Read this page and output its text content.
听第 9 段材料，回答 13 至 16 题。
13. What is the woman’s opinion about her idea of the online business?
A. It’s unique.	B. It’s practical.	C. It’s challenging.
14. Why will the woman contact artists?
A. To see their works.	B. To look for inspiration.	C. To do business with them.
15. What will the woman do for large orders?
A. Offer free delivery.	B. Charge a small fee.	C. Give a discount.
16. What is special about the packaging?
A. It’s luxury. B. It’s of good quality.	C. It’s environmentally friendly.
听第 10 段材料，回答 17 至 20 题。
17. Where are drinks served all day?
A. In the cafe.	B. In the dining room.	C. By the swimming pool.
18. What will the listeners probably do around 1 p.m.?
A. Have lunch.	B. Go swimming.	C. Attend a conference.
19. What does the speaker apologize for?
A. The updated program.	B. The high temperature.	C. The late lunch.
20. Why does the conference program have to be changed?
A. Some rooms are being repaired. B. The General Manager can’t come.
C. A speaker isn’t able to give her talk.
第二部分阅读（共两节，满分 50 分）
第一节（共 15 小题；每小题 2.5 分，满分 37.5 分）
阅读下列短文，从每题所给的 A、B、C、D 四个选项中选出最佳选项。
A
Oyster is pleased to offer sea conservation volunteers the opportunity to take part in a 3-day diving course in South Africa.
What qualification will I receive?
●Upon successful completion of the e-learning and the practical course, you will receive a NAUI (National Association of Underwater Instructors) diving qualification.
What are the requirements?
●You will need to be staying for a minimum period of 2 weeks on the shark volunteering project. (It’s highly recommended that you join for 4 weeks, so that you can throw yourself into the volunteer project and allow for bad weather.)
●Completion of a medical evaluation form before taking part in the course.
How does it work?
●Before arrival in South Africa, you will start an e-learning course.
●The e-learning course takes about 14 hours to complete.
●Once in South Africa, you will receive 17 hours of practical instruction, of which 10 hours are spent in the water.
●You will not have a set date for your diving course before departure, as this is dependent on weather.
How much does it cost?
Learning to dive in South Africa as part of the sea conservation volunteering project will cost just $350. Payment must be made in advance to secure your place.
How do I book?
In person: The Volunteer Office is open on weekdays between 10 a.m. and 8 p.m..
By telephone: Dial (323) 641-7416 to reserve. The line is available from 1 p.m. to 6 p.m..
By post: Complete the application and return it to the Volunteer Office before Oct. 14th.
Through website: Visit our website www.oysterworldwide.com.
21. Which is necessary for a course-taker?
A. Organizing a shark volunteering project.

◆ **DO THIS**
Find the lines above holding the word "speaker" and show them.

◆ **EXERCISE ANSWER**
19. What does the speaker apologize for?
C. A speaker isn’t able to give her talk.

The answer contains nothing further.